═════ SUPPLIED MATERIAL ═════
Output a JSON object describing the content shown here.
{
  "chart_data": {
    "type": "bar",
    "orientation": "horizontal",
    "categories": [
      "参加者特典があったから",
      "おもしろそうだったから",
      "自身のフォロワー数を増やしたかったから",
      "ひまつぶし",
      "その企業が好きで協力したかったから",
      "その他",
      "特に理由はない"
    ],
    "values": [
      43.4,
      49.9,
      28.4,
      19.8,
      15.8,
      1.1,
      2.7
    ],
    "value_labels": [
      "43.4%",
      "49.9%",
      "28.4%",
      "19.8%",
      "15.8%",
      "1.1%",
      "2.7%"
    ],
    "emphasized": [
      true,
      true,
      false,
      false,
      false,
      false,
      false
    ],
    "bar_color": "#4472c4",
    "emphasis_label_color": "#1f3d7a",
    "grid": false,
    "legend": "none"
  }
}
═════
WHAT TO WORK ON:
All of the entries must be written out exactly as they stand.

RESULT OF THE EXERCISE:
Output a JSON object describing the content shown here.
{
  "chart_data": {
    "type": "bar",
    "orientation": "horizontal",
    "categories": [
      "参加者特典があったから",
      "おもしろそうだったから",
      "自身のフォロワー数を増やしたかったから",
      "ひまつぶし",
      "その企業が好きで協力したかったから",
      "その他",
      "特に理由はない"
    ],
    "values": [
      43.4,
      49.9,
      28.4,
      19.8,
      15.8,
      1.1,
      2.7
    ],
    "value_labels": [
      "43.4%",
      "49.9%",
      "28.4%",
      "19.8%",
      "15.8%",
      "1.1%",
      "2.7%"
    ],
    "emphasized": [
      true,
      true,
      false,
      false,
      false,
      false,
      false
    ],
    "bar_color": "#4472c4",
    "emphasis_label_color": "#1f3d7a",
    "grid": false,
    "legend": "none"
  }
}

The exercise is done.